_Source material_.
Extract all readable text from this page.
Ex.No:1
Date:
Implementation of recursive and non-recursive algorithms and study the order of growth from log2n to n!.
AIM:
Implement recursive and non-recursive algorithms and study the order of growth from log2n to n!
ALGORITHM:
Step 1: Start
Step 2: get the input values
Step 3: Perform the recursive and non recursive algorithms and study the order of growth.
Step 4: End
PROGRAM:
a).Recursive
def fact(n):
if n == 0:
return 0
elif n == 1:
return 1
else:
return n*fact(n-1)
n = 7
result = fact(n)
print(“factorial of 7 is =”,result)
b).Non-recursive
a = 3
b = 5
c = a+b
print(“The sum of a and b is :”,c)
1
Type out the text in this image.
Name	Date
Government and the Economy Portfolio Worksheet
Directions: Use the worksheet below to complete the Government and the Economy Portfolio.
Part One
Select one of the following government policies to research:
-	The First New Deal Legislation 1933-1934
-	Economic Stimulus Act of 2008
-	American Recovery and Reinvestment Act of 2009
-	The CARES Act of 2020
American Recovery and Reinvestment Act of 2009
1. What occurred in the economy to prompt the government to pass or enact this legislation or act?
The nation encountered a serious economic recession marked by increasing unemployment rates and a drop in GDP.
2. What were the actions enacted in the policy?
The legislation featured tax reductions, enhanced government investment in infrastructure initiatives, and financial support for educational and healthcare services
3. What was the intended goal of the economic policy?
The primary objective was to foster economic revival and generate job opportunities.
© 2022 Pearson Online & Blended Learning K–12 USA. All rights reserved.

_Given task_.
Repeat the data precisely, line by line.

_Response below_.
Extract all readable text from this page.
Ex.No:1
Date:
Implementation of recursive and non-recursive algorithms and study the order of growth from log2n to n!.
AIM:
Implement recursive and non-recursive algorithms and study the order of growth from log2n to n!
ALGORITHM:
Step 1: Start
Step 2: get the input values
Step 3: Perform the recursive and non recursive algorithms and study the order of growth.
Step 4: End
PROGRAM:
a).Recursive
def fact(n):
if n == 0:
return 0
elif n == 1:
return 1
else:
return n*fact(n-1)
n = 7
result = fact(n)
print(“factorial of 7 is =”,result)
b).Non-recursive
a = 3
b = 5
c = a+b
print(“The sum of a and b is :”,c)
1
Type out the text in this image.
Name	Date
Government and the Economy Portfolio Worksheet
Directions: Use the worksheet below to complete the Government and the Economy Portfolio.
Part One
Select one of the following government policies to research:
-	The First New Deal Legislation 1933-1934
-	Economic Stimulus Act of 2008
-	American Recovery and Reinvestment Act of 2009
-	The CARES Act of 2020
American Recovery and Reinvestment Act of 2009
1. What occurred in the economy to prompt the government to pass or enact this legislation or act?
The nation encountered a serious economic recession marked by increasing unemployment rates and a drop in GDP.
2. What were the actions enacted in the policy?
The legislation featured tax reductions, enhanced government investment in infrastructure initiatives, and financial support for educational and healthcare services
3. What was the intended goal of the economic policy?
The primary objective was to foster economic revival and generate job opportunities.
© 2022 Pearson Online & Blended Learning K–12 USA. All rights reserved.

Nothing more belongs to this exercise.